Segment Start: Dataset content

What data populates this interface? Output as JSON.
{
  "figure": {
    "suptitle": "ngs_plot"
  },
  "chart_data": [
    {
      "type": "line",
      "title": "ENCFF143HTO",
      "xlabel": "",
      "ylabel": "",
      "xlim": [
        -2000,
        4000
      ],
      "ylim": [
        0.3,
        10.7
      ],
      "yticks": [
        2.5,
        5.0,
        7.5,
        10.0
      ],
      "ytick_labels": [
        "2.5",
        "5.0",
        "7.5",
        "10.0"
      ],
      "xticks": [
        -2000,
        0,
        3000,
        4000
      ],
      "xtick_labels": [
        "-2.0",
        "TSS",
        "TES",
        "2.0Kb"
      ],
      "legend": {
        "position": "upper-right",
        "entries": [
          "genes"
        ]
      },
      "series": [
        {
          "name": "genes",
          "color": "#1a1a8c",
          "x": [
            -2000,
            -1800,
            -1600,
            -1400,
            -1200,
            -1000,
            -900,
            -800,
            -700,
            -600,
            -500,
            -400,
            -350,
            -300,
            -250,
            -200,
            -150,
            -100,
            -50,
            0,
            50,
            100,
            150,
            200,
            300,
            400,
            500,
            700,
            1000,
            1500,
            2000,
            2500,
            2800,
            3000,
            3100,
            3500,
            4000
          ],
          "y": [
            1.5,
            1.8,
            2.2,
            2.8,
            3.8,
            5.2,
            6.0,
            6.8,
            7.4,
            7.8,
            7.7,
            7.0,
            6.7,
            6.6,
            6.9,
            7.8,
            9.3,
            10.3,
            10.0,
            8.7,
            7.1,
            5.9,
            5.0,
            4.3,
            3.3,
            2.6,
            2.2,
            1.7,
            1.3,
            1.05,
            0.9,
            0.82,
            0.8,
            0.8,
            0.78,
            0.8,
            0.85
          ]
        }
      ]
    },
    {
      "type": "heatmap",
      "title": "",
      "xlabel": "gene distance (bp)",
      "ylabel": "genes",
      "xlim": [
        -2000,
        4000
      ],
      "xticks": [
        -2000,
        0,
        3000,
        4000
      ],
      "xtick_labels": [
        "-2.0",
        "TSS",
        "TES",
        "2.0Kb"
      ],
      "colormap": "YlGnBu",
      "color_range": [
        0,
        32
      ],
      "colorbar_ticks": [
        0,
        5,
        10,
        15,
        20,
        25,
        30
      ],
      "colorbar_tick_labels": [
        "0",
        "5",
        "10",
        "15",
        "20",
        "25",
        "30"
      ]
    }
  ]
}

Segment End: Dataset content

What is expected →
Repeat the whole of the data above exactly, keeping every word.

Answer →
What data populates this interface? Output as JSON.
{
  "figure": {
    "suptitle": "ngs_plot"
  },
  "chart_data": [
    {
      "type": "line",
      "title": "ENCFF143HTO",
      "xlabel": "",
      "ylabel": "",
      "xlim": [
        -2000,
        4000
      ],
      "ylim": [
        0.3,
        10.7
      ],
      "yticks": [
        2.5,
        5.0,
        7.5,
        10.0
      ],
      "ytick_labels": [
        "2.5",
        "5.0",
        "7.5",
        "10.0"
      ],
      "xticks": [
        -2000,
        0,
        3000,
        4000
      ],
      "xtick_labels": [
        "-2.0",
        "TSS",
        "TES",
        "2.0Kb"
      ],
      "legend": {
        "position": "upper-right",
        "entries": [
          "genes"
        ]
      },
      "series": [
        {
          "name": "genes",
          "color": "#1a1a8c",
          "x": [
            -2000,
            -1800,
            -1600,
            -1400,
            -1200,
            -1000,
            -900,
            -800,
            -700,
            -600,
            -500,
            -400,
            -350,
            -300,
            -250,
            -200,
            -150,
            -100,
            -50,
            0,
            50,
            100,
            150,
            200,
            300,
            400,
            500,
            700,
            1000,
            1500,
            2000,
            2500,
            2800,
            3000,
            3100,
            3500,
            4000
          ],
          "y": [
            1.5,
            1.8,
            2.2,
            2.8,
            3.8,
            5.2,
            6.0,
            6.8,
            7.4,
            7.8,
            7.7,
            7.0,
            6.7,
            6.6,
            6.9,
            7.8,
            9.3,
            10.3,
            10.0,
            8.7,
            7.1,
            5.9,
            5.0,
            4.3,
            3.3,
            2.6,
            2.2,
            1.7,
            1.3,
            1.05,
            0.9,
            0.82,
            0.8,
            0.8,
            0.78,
            0.8,
            0.85
          ]
        }
      ]
    },
    {
      "type": "heatmap",
      "title": "",
      "xlabel": "gene distance (bp)",
      "ylabel": "genes",
      "xlim": [
        -2000,
        4000
      ],
      "xticks": [
        -2000,
        0,
        3000,
        4000
      ],
      "xtick_labels": [
        "-2.0",
        "TSS",
        "TES",
        "2.0Kb"
      ],
      "colormap": "YlGnBu",
      "color_range": [
        0,
        32
      ],
      "colorbar_ticks": [
        0,
        5,
        10,
        15,
        20,
        25,
        30
      ],
      "colorbar_tick_labels": [
        "0",
        "5",
        "10",
        "15",
        "20",
        "25",
        "30"
      ]
    }
  ]
}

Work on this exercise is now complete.